# [Page excerpt]
The product rule is a fundamental concept in calculus used to differentiate the product of two functions. If you have two functions, say, \( u(x) \) and \( v(x) \), their product is \( y(x) = u(x) \cdot v(x) \). The product rule tells us how to find the derivative of this product: \[ \frac{dy}{dx} = u'(x)\cdot v(x) + u(x)\cdot v'(x). \] This means that to find the derivative of a product, you differentiate each function separately and then apply this formula. In our original exercise, we identified the function as \( y = x^3 \cdot \sin^2(5x) \). Here, \( u(x) \) is \( x^3 \) and \( v(x) \) is \( \sin^2(5x) \).

• First, differentiate \( u(x) = x^3 \): The derivative \( u'(x) \) is \( 3x^2 \).
• Next, differentiate \( v(x) = \sin^2(5x) \): We will use the chain rule for this step, which we will discuss next.

Finally, we combined these results using the product rule to find the derivative of the entire function. The product rule is essential especially for functions combining powers with trigonometric expressions or any two differentiable components.

The chain rule is another pivotal tool in calculus, particularly useful for differentiating compositions of functions. If you have a function \( y = f(g(x)) \), the chain rule states that: \[ \frac{dy}{dx} = f'(g(x)) \cdot g'(x). \] Essentially, you differentiate the outer function and multiply it by the derivative of the inner function. In the exercise, for the term \( \sin^2(5x) \), we noticed that there is a composition involving the square function and a trigonometric function inside it.

• Recognize the hierarchy: The outer function here is \( u(t) = t^2 \), where \( t = \sin(5x) \).
• Apply the chain rule: Differentiate the outer function first, which yields \( 2t \cdot t'(x) \) or \( 2 \sin(5x) \cdot \frac{d}{dx}(\sin(5x)) \).
• This means: the derivative \( \frac{dw}{dx} = 5\cos(5x) \). Thus, \( 10\sin(5x)\cos(5x) \) simplifies to \( 5\sin(10x) \) using the double-angle formula for sine.

The chain rule played a crucial role in unpacking the derivative of the nested trigonometric functions within the square. It helps break down complicated functions into simpler parts, making the differentiation process more manageable.

Trigonometric functions like sine, cosine, and tangent often appear in calculus problems due to their periodic properties. Understanding how to differentiate these functions is crucial for success in calculus.

• Basic Derivatives: Remember, the derivative of \( \sin(x) \) is \( \cos(x) \), and the derivative of \( \cos(x) \) is \(-\sin(x) \). These are essential relationships to memorize.
• Function Composition: When trigonometric functions apply to more complicated inner functions, as in our exercise \( \sin^2(5x) \), we use the chain rule to differentiate the inner function first (\( 5x \), for example, as its derivative is \( 5 \)) and then apply the basic trigonometric derivative rules.
• Utilize Identities: Often, trigonometric identities can simplify your work. For instance, the formula \( \sin(2a) = 2\sin(a)\cos(a) \) helped simplify \( 10\sin(5x)\cos(5x) \) to \( 5\sin(10x) \).

Sine and cosine functions are the backbone for deeper trigonometric analysis and modeling periodic behavior. Mastery of these functions and their derivatives facilitates not only solving exercises but also understanding their application in physical models.

[Document layout detection data]

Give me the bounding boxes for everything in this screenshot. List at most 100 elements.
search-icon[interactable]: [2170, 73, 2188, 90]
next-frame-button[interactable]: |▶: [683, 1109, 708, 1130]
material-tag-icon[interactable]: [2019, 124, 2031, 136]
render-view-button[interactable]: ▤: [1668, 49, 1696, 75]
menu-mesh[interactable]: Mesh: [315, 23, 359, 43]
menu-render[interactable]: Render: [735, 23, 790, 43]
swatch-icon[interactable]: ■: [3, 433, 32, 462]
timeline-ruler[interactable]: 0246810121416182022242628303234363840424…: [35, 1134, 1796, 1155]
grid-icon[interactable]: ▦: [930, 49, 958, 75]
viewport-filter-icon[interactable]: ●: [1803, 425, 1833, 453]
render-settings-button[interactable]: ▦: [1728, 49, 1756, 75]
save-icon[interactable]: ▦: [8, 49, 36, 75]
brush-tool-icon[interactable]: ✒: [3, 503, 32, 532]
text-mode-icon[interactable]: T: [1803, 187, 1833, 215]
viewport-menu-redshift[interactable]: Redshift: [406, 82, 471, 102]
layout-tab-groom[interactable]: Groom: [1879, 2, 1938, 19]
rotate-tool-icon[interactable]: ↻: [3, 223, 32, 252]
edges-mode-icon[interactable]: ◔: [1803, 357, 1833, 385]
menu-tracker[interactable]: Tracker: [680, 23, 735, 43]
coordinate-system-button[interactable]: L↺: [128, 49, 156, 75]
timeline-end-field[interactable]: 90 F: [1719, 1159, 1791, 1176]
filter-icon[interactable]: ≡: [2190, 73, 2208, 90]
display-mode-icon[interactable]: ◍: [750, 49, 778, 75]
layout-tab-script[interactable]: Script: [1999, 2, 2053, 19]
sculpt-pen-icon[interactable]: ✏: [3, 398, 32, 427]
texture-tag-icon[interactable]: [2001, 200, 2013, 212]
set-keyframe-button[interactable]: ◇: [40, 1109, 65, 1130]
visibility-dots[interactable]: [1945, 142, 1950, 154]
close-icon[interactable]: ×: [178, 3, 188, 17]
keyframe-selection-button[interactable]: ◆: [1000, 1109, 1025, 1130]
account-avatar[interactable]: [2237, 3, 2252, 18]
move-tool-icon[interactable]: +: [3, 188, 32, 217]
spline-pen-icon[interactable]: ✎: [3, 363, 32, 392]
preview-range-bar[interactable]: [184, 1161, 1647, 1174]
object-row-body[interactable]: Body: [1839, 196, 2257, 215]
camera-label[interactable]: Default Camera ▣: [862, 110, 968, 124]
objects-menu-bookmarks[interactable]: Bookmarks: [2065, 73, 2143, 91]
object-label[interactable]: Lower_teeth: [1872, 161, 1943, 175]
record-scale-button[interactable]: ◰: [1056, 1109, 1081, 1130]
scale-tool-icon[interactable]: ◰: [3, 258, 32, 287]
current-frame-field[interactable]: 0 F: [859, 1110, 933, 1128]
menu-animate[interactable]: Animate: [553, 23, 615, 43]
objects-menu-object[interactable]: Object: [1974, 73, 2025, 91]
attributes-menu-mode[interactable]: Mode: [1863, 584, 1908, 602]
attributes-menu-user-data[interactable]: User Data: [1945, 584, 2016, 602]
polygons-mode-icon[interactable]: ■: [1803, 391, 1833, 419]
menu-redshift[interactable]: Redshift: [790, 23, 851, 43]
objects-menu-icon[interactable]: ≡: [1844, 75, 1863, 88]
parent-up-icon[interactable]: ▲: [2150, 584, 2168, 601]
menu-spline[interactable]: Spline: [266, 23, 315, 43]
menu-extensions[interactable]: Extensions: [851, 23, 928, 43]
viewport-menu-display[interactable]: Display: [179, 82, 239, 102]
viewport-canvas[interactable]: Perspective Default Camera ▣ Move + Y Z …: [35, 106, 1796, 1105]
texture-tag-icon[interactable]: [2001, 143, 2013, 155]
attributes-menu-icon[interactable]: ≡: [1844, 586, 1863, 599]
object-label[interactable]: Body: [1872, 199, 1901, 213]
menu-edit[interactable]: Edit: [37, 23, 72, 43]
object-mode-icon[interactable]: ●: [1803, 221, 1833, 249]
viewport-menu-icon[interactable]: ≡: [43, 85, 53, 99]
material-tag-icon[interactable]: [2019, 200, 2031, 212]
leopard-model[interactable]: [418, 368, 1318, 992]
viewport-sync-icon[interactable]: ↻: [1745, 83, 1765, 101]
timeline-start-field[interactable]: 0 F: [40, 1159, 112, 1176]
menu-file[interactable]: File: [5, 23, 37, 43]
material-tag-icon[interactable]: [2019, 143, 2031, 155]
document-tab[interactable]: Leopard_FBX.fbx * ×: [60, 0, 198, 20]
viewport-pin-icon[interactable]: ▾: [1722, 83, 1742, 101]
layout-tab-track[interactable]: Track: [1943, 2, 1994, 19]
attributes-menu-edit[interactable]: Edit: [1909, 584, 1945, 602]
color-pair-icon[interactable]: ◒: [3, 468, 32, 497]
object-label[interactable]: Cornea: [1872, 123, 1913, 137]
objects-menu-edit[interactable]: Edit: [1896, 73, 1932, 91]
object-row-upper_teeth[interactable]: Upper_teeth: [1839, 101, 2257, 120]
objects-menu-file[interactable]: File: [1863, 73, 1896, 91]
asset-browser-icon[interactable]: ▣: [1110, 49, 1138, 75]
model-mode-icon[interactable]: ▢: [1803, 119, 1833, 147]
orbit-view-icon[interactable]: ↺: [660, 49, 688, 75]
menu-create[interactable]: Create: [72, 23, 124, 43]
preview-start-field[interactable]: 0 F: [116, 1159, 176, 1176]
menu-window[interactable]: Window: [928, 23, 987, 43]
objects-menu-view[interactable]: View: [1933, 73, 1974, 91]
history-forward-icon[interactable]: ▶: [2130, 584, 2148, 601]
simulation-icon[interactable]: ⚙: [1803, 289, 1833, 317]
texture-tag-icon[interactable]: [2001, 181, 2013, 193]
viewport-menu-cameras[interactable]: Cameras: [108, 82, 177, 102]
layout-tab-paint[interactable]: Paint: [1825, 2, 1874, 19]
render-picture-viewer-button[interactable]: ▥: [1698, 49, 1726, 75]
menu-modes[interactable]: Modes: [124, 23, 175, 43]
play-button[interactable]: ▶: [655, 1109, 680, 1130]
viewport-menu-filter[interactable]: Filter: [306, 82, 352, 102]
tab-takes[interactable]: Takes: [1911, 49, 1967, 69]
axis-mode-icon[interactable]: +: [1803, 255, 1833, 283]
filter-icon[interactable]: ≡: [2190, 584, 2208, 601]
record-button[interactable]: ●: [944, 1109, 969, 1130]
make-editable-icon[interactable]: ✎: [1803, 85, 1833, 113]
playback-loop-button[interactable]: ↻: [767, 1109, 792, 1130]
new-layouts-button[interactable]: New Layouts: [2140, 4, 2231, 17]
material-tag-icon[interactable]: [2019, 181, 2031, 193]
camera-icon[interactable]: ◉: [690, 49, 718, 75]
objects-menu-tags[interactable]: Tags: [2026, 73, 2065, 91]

# [Exercise brief]
Decide whether each statement below agrees with the differentiation text, answering yes or no and quoting the words from the text that settle it. (a) The product rule is called a fundamental concept in calculus. (b) The product rule is described as particularly useful for differentiating compositions of functions. (c) Trigonometric functions often appear in calculus problems because of their periodic properties.

# [Response]
(a) Yes: "The product rule is a fundamental concept in calculus"
(b) No: "The chain rule is another pivotal tool in calculus, particularly useful for differentiating compositions of functions."
(c) Yes: "often appear in calculus problems due to their periodic properties"